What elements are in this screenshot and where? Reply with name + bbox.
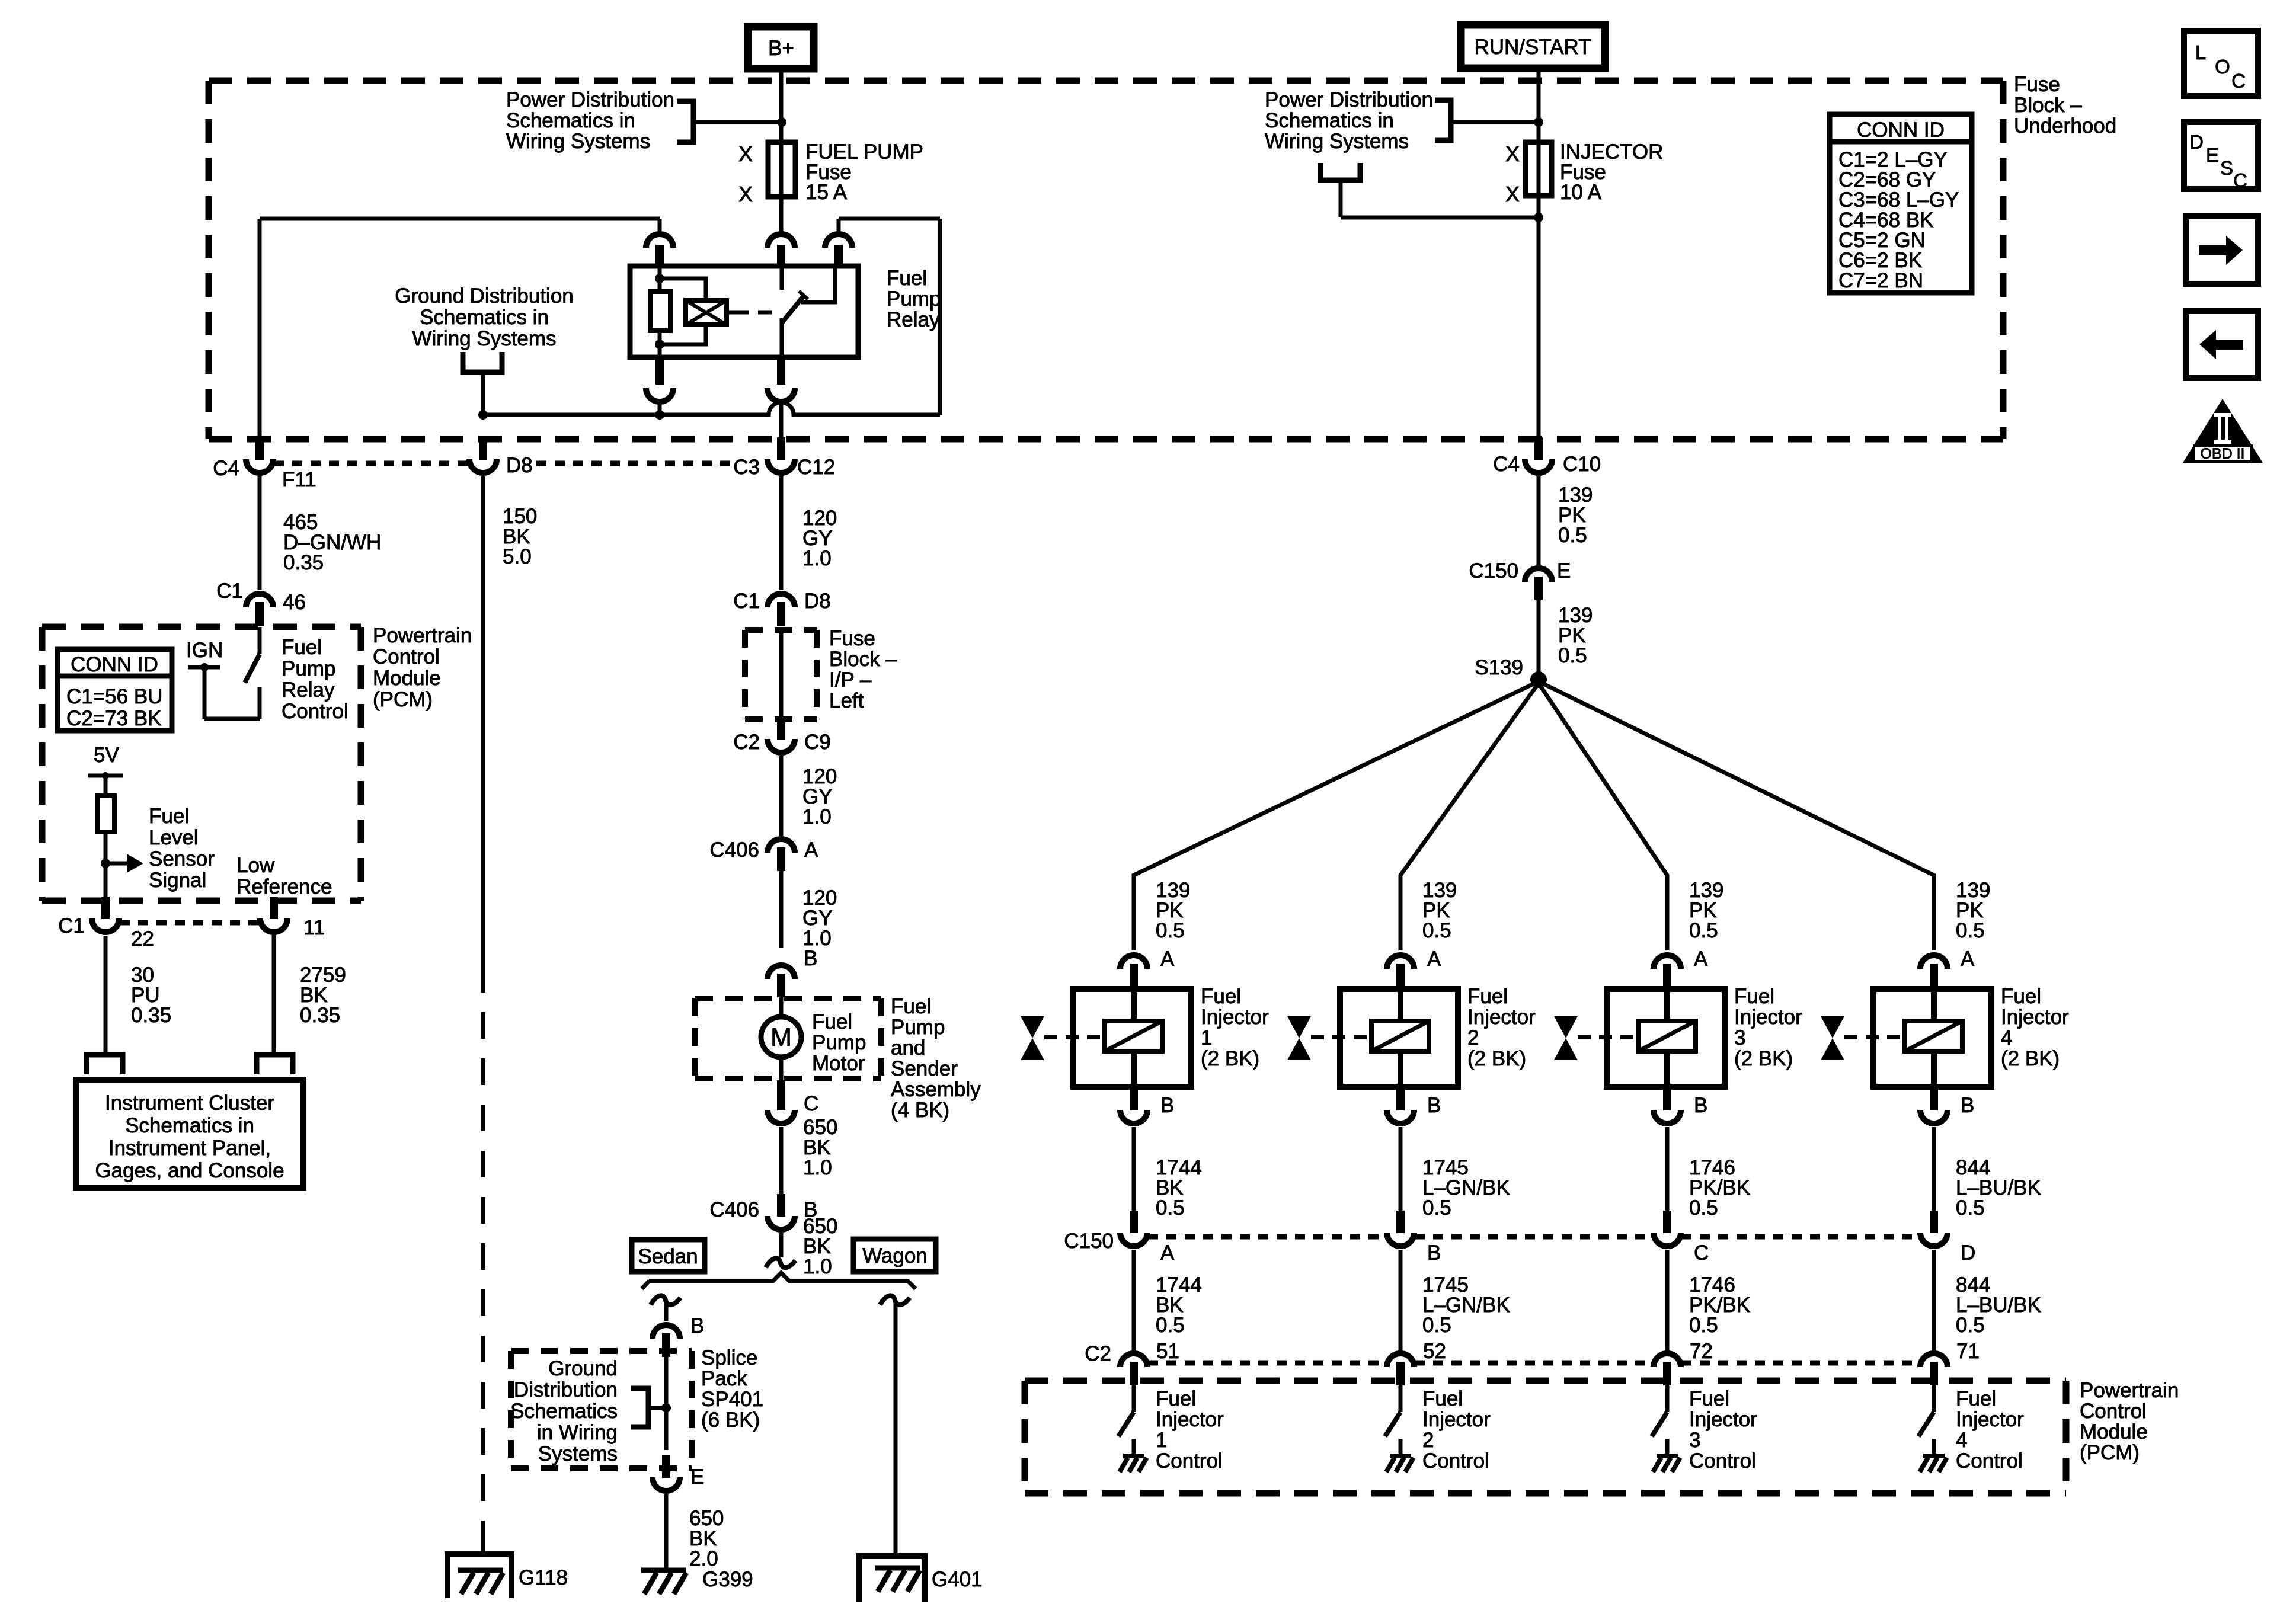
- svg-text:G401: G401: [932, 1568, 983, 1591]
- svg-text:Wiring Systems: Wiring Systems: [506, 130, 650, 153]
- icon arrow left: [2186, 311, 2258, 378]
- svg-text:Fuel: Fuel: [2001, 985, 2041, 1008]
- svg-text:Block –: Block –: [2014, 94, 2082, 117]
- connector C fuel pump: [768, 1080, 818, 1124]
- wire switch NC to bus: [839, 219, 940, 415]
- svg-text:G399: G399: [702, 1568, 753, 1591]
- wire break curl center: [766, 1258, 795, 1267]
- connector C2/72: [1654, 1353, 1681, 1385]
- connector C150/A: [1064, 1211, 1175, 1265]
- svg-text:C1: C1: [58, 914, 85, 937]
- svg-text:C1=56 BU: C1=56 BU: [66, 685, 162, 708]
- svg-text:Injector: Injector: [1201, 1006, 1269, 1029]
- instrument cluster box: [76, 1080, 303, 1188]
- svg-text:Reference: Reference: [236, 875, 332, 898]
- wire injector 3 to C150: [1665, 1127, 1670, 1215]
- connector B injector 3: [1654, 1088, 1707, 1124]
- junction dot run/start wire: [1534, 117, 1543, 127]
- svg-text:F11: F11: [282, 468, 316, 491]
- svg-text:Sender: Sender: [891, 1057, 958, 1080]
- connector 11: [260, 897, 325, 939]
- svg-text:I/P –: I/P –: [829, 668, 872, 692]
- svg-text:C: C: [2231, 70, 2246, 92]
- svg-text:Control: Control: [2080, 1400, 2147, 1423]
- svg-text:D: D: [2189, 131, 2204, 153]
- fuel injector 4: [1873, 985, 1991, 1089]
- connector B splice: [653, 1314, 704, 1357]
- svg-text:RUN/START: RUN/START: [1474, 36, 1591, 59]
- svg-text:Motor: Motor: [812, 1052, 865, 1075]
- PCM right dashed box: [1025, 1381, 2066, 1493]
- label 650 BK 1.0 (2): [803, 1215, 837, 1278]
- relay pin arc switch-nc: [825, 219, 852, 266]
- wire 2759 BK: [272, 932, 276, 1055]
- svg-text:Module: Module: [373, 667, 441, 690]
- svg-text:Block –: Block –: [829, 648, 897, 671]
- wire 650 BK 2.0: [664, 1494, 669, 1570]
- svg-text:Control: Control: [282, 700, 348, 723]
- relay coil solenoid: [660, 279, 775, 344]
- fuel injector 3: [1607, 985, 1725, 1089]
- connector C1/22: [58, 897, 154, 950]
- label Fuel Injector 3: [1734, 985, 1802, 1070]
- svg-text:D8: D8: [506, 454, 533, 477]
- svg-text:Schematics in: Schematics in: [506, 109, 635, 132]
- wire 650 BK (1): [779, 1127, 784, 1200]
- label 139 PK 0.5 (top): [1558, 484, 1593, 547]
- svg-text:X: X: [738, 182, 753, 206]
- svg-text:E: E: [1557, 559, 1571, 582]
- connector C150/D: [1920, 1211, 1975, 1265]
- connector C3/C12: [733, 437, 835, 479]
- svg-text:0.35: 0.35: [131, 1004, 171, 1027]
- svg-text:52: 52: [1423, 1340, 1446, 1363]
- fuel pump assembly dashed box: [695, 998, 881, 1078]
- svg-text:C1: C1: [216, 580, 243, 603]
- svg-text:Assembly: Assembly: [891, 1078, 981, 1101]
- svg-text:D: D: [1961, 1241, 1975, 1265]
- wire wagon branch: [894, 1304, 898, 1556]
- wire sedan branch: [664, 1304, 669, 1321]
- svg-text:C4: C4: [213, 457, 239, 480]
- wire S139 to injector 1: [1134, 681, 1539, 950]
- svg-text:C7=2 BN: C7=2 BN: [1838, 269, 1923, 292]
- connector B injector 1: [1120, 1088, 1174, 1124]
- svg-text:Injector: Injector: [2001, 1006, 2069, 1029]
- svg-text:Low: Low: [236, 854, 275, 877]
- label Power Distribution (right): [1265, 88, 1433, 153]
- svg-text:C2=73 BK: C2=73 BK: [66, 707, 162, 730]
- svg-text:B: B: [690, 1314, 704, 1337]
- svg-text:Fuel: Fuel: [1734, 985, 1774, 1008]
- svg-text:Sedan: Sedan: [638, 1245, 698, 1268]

● ● ● ● ●

### What this task involves:
Reproduce the lines of the data verbatim, starting at the line containing "- svg-text:G401: G401: [932, 1568, 983, 1591]" and ending at the line containing "- svg-text:C: C: [2231, 70, 2246, 92]", with both of those lines included.

### Result below:
- svg-text:G401: G401: [932, 1568, 983, 1591]
- svg-text:Wiring Systems: Wiring Systems: [506, 130, 650, 153]
- icon arrow left: [2186, 311, 2258, 378]
- svg-text:Fuel: Fuel: [2001, 985, 2041, 1008]
- svg-text:Block –: Block –: [2014, 94, 2082, 117]
- connector C fuel pump: [768, 1080, 818, 1124]
- wire switch NC to bus: [839, 219, 940, 415]
- svg-text:G399: G399: [702, 1568, 753, 1591]
- wire break curl center: [766, 1258, 795, 1267]
- connector C2/72: [1654, 1353, 1681, 1385]
- connector C150/A: [1064, 1211, 1175, 1265]
- svg-text:C1: C1: [58, 914, 85, 937]
- svg-text:C1=56 BU: C1=56 BU: [66, 685, 162, 708]
- svg-text:Injector: Injector: [1201, 1006, 1269, 1029]
- instrument cluster box: [76, 1080, 303, 1188]
- svg-text:Reference: Reference: [236, 875, 332, 898]
- wire injector 3 to C150: [1665, 1127, 1670, 1215]
- connector B injector 3: [1654, 1088, 1707, 1124]
- junction dot run/start wire: [1534, 117, 1543, 127]
- svg-text:F11: F11: [282, 468, 316, 491]
- svg-text:Sender: Sender: [891, 1057, 958, 1080]
- connector 11: [260, 897, 325, 939]
- svg-text:I/P –: I/P –: [829, 668, 872, 692]
- svg-text:C: C: [2231, 70, 2246, 92]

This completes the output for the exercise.